THE TASK: In the records below, take the lines from the one containing "colombia-point <box>192 505 212 525</box>" through the one containing "nepal-point <box>282 740 302 760</box>", and write them out again with "source-credit" changed to "attribution-note" and nothing else altered. Return only those lines.

EXERCISE INPUT:
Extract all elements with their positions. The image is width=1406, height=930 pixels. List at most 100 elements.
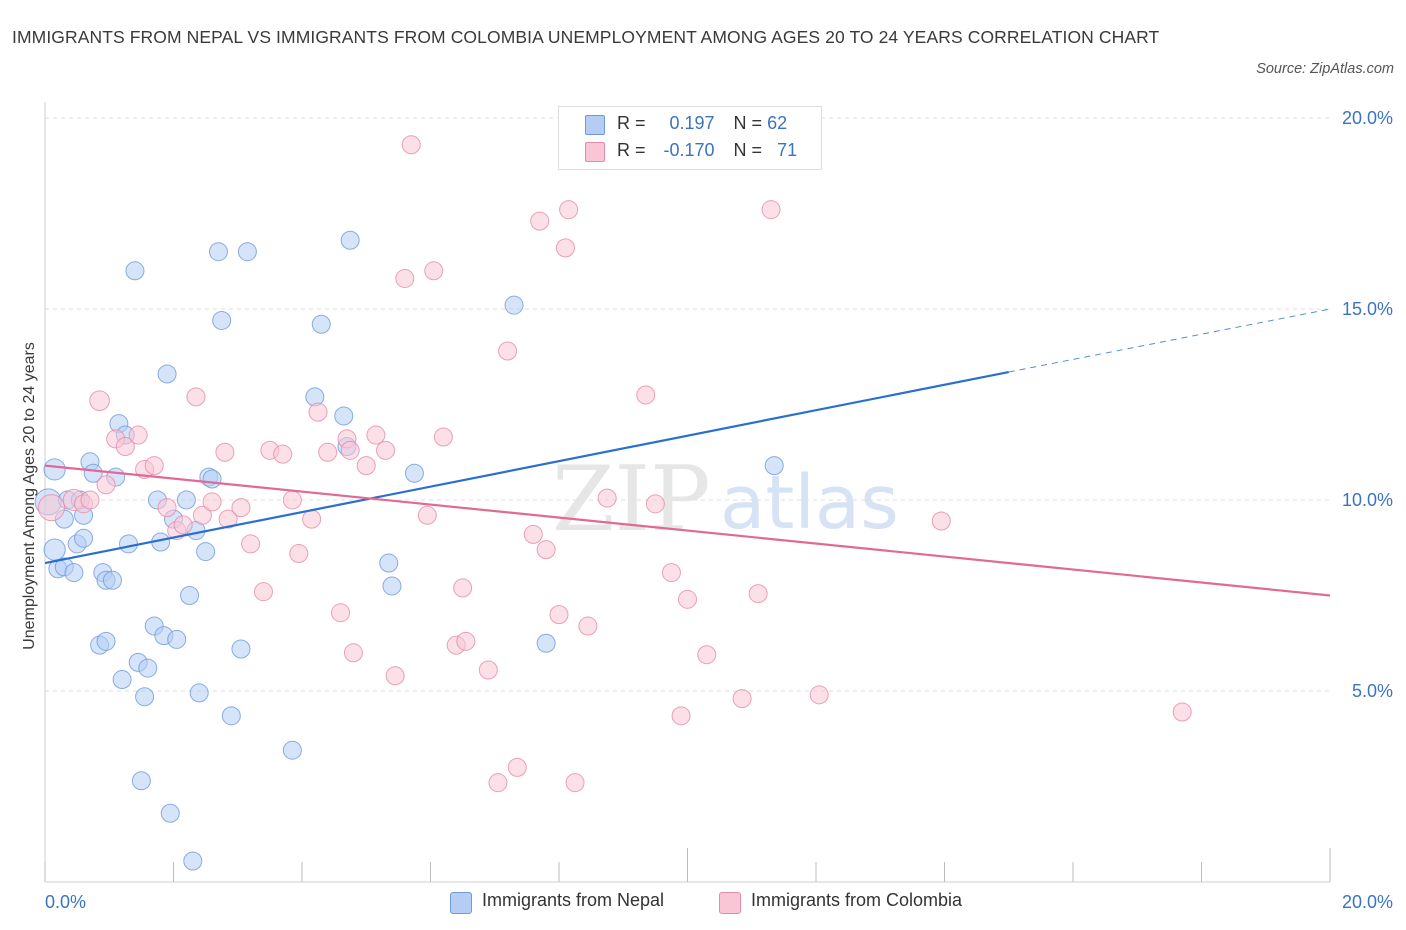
colombia-point <box>192 505 212 525</box>
nepal-point <box>379 553 399 573</box>
colombia-point <box>215 442 235 462</box>
colombia-swatch <box>585 142 605 162</box>
colombia-point <box>507 757 527 777</box>
colombia-point <box>417 505 437 525</box>
nepal-swatch <box>585 115 605 135</box>
colombia-point <box>273 444 293 464</box>
trend-lines <box>44 308 1331 597</box>
colombia-point <box>1172 702 1192 722</box>
legend-r-label: R = <box>617 140 646 160</box>
colombia-point <box>809 685 829 705</box>
colombia-point <box>597 488 617 508</box>
nepal-point <box>536 633 556 653</box>
colombia-point <box>498 341 518 361</box>
nepal-point <box>334 406 354 426</box>
colombia-point <box>530 211 550 231</box>
colombia-point <box>340 440 360 460</box>
nepal-point <box>157 364 177 384</box>
source-credit: Source: ZipAtlas.com <box>1256 61 1394 77</box>
nepal-trend-line <box>44 370 1009 565</box>
colombia-point <box>282 490 302 510</box>
colombia-point <box>645 494 665 514</box>
colombia-point <box>218 509 238 529</box>
nepal-point <box>189 683 209 703</box>
nepal-point <box>311 314 331 334</box>
colombia-trend-line <box>44 464 1331 597</box>
colombia-point <box>523 524 543 544</box>
colombia-point <box>80 490 100 510</box>
x-tick-label: 20.0% <box>1342 892 1393 912</box>
colombia-point <box>202 492 222 512</box>
nepal-point <box>183 851 203 871</box>
nepal-point <box>764 456 784 476</box>
colombia-point <box>173 515 193 535</box>
colombia-point <box>366 425 386 445</box>
colombia-point <box>478 660 498 680</box>
colombia-point <box>433 427 453 447</box>
watermark-atlas: atlas <box>720 460 899 546</box>
colombia-point <box>331 603 351 623</box>
nepal-point <box>180 586 200 605</box>
nepal-point <box>340 230 360 250</box>
nepal-point <box>382 576 402 596</box>
nepal-point <box>96 631 116 651</box>
colombia-point <box>37 494 65 522</box>
colombia-point <box>401 135 421 155</box>
nepal-point <box>212 310 232 330</box>
legend-n-label: N = <box>733 113 763 133</box>
nepal-point <box>282 740 302 760</box>
legend-r-label: R = <box>617 113 646 133</box>
watermark-zip: ZIP <box>552 447 711 552</box>
colombia-point <box>302 509 322 529</box>
nepal-point <box>112 670 132 690</box>
nepal-point <box>231 639 251 659</box>
nepal-point <box>119 534 139 554</box>
tick-labels: 5.0% 10.0% 15.0% 20.0% 0.0% 20.0% <box>45 108 1393 912</box>
colombia-point <box>578 616 598 636</box>
colombia-point <box>424 261 444 281</box>
colombia-point <box>488 773 508 793</box>
data-points <box>34 131 1192 871</box>
colombia-point <box>241 534 261 554</box>
colombia-point <box>157 498 177 518</box>
colombia-point <box>89 390 110 411</box>
legend-label-colombia: Immigrants from Colombia <box>751 890 963 910</box>
nepal-point <box>131 771 151 791</box>
colombia-point <box>128 425 148 445</box>
legend-n-value-nepal: 62 <box>767 113 788 133</box>
nepal-point <box>43 458 66 481</box>
legend-n-label: N = <box>733 140 763 160</box>
nepal-point <box>196 542 216 562</box>
legend-r-value-colombia: -0.170 <box>663 140 715 160</box>
colombia-legend-swatch <box>719 892 741 914</box>
y-tick-label: 15.0% <box>1342 299 1393 319</box>
colombia-point <box>748 584 768 604</box>
nepal-point <box>125 261 145 281</box>
nepal-point <box>160 803 180 823</box>
colombia-point <box>356 456 376 476</box>
nepal-point <box>43 538 66 561</box>
colombia-point <box>318 442 338 462</box>
colombia-point <box>456 631 476 651</box>
x-tick-label: 0.0% <box>45 892 86 912</box>
colombia-point <box>308 402 328 422</box>
colombia-point <box>453 578 473 598</box>
nepal-point <box>176 490 196 510</box>
colombia-point <box>761 200 781 220</box>
colombia-point <box>565 773 585 793</box>
nepal-legend-swatch <box>450 892 472 914</box>
nepal-point <box>202 469 222 489</box>
nepal-point <box>135 687 155 707</box>
legend-label-nepal: Immigrants from Nepal <box>482 890 665 910</box>
colombia-point <box>536 540 556 560</box>
colombia-point <box>186 387 206 407</box>
legend-n-value-colombia: 71 <box>777 140 798 160</box>
nepal-point <box>138 658 158 678</box>
colombia-point <box>732 689 752 709</box>
legend-r-value-nepal: 0.197 <box>669 113 715 133</box>
nepal-trend-line-extension <box>1008 308 1331 373</box>
colombia-point <box>144 456 164 476</box>
y-tick-label: 10.0% <box>1342 490 1393 510</box>
nepal-point <box>83 463 103 483</box>
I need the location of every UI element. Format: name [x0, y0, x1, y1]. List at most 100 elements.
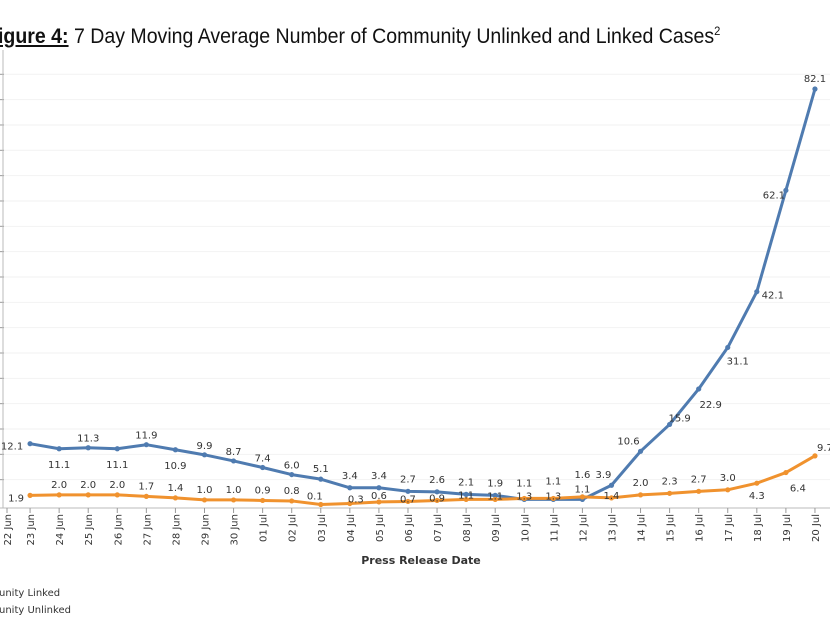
data-point: [114, 492, 120, 498]
data-point: [27, 441, 33, 447]
title-footnote: 2: [714, 24, 721, 38]
data-label: 6.0: [284, 461, 300, 472]
data-label: 10.6: [617, 436, 639, 447]
data-label: 3.4: [371, 471, 387, 482]
data-label: 82.1: [804, 74, 826, 85]
data-label: 1.4: [167, 483, 183, 494]
data-label: 0.3: [348, 494, 364, 505]
data-label: 2.6: [429, 475, 445, 486]
data-label: 1.1: [516, 478, 532, 489]
data-label: 2.0: [633, 478, 649, 489]
data-label: 2.0: [80, 480, 96, 491]
data-label: 22.9: [700, 400, 722, 411]
x-tick-label: 26 Jun: [113, 514, 124, 546]
x-tick-label: 03 Jul: [317, 514, 328, 542]
data-point: [492, 496, 498, 503]
data-label: 3.0: [720, 473, 736, 484]
series-line-1: [30, 454, 816, 506]
data-point: [550, 495, 556, 502]
chart-title: igure 4: 7 Day Moving Average Number of …: [0, 24, 720, 49]
data-label: 9.7: [817, 443, 830, 454]
data-label: 1.1: [487, 491, 503, 502]
x-tick-label: 10 Jul: [520, 514, 531, 542]
data-point: [201, 497, 208, 503]
data-label: 2.7: [400, 474, 416, 485]
x-tick-label: 29 Jun: [200, 514, 211, 546]
data-point: [56, 446, 62, 452]
series-line-0: [29, 88, 817, 501]
data-point: [172, 495, 179, 501]
data-point: [56, 492, 62, 498]
data-point: [463, 496, 469, 503]
data-label: 1.1: [458, 490, 474, 501]
data-point: [289, 471, 295, 478]
data-point: [667, 490, 673, 496]
data-label: 2.0: [51, 480, 67, 491]
data-point: [347, 485, 353, 491]
data-label: 4.3: [749, 491, 765, 502]
data-label: 1.0: [226, 485, 242, 496]
x-tick-label: 16 Jul: [695, 514, 706, 542]
data-label: 0.8: [284, 486, 300, 497]
x-tick-label: 11 Jul: [549, 514, 560, 542]
data-label: 1.9: [8, 493, 24, 504]
data-label: 11.9: [135, 431, 157, 442]
data-point: [201, 452, 208, 458]
x-tick-label: 14 Jul: [637, 514, 648, 542]
data-point: [754, 480, 760, 486]
title-text: 7 Day Moving Average Number of Community…: [73, 25, 715, 48]
data-point: [172, 447, 179, 453]
x-tick-label: 17 Jul: [724, 514, 735, 542]
x-tick-label: 27 Jun: [142, 514, 153, 546]
data-point: [725, 487, 731, 493]
data-point: [637, 448, 644, 454]
x-tick-label: 30 Jun: [230, 514, 241, 546]
x-tick-label: 15 Jul: [666, 514, 677, 542]
x-tick-label: 18 Jul: [753, 514, 764, 542]
data-point: [230, 497, 237, 503]
data-label: 1.3: [545, 491, 561, 502]
data-label: 7.4: [255, 454, 271, 465]
data-label: 9.9: [197, 441, 213, 452]
x-tick-label: 24 Jun: [55, 514, 66, 546]
data-label: 3.9: [596, 470, 612, 481]
data-label: 1.0: [197, 485, 213, 496]
data-label: 6.4: [790, 484, 806, 495]
x-tick-label: 25 Jun: [84, 514, 95, 546]
data-point: [318, 501, 324, 508]
data-point: [260, 497, 266, 504]
data-point: [667, 421, 673, 428]
data-label: 0.9: [255, 485, 271, 496]
data-label: 2.1: [458, 477, 474, 488]
data-point: [637, 492, 644, 498]
data-label: 15.9: [668, 413, 690, 424]
data-label: 1.1: [545, 476, 561, 487]
data-point: [376, 485, 382, 491]
data-point: [114, 446, 120, 452]
data-point: [754, 289, 760, 295]
data-point: [608, 482, 615, 488]
legend-label: unity Unlinked: [0, 605, 71, 616]
data-point: [405, 498, 411, 505]
x-tick-label: 05 Jul: [375, 514, 386, 542]
data-point: [143, 442, 149, 448]
data-label: 11.1: [106, 460, 128, 471]
data-point: [230, 458, 237, 464]
data-point: [318, 476, 324, 482]
data-label: 10.9: [164, 461, 186, 472]
data-point: [783, 187, 789, 193]
data-label: 1.6: [574, 470, 590, 481]
x-tick-label: 02 Jul: [288, 514, 299, 542]
data-label: 2.0: [109, 480, 125, 491]
legend-label: unity Linked: [0, 588, 60, 599]
data-label: 31.1: [727, 356, 749, 367]
data-point: [289, 498, 295, 504]
x-tick-label: 22 Jun: [3, 514, 14, 546]
data-label: 2.3: [662, 476, 678, 487]
data-label: 42.1: [762, 291, 784, 302]
data-label: 0.7: [400, 494, 416, 505]
data-label: 11.1: [48, 460, 70, 471]
data-point: [696, 488, 702, 494]
data-point: [85, 445, 91, 451]
x-tick-label: 12 Jul: [578, 514, 589, 542]
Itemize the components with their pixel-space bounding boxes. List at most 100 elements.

FULL SOLUTION:
colombia-point <box>192 505 212 525</box>
nepal-point <box>379 553 399 573</box>
colombia-point <box>215 442 235 462</box>
colombia-swatch <box>585 142 605 162</box>
colombia-point <box>507 757 527 777</box>
colombia-point <box>417 505 437 525</box>
nepal-swatch <box>585 115 605 135</box>
colombia-point <box>273 444 293 464</box>
trend-lines <box>44 308 1331 597</box>
colombia-point <box>1172 702 1192 722</box>
legend-r-label: R = <box>617 140 646 160</box>
colombia-point <box>809 685 829 705</box>
colombia-point <box>597 488 617 508</box>
nepal-point <box>536 633 556 653</box>
colombia-point <box>498 341 518 361</box>
nepal-point <box>334 406 354 426</box>
colombia-point <box>530 211 550 231</box>
colombia-point <box>340 440 360 460</box>
nepal-point <box>157 364 177 384</box>
attribution-note: Source: ZipAtlas.com <box>1256 61 1394 77</box>
nepal-trend-line <box>44 370 1009 565</box>
colombia-point <box>282 490 302 510</box>
colombia-point <box>645 494 665 514</box>
colombia-point <box>218 509 238 529</box>
nepal-point <box>189 683 209 703</box>
nepal-point <box>311 314 331 334</box>
colombia-trend-line <box>44 464 1331 597</box>
colombia-point <box>523 524 543 544</box>
colombia-point <box>80 490 100 510</box>
x-tick-label: 20.0% <box>1342 892 1393 912</box>
colombia-point <box>202 492 222 512</box>
nepal-point <box>183 851 203 871</box>
nepal-point <box>764 456 784 476</box>
colombia-point <box>173 515 193 535</box>
colombia-point <box>366 425 386 445</box>
colombia-point <box>478 660 498 680</box>
colombia-point <box>433 427 453 447</box>
watermark-atlas: atlas <box>720 460 899 546</box>
colombia-point <box>331 603 351 623</box>
nepal-point <box>180 586 200 605</box>
nepal-point <box>340 230 360 250</box>
nepal-point <box>382 576 402 596</box>
nepal-point <box>96 631 116 651</box>
colombia-point <box>37 494 65 522</box>
colombia-point <box>401 135 421 155</box>
nepal-point <box>212 310 232 330</box>
legend-n-label: N = <box>733 113 763 133</box>
nepal-point <box>282 740 302 760</box>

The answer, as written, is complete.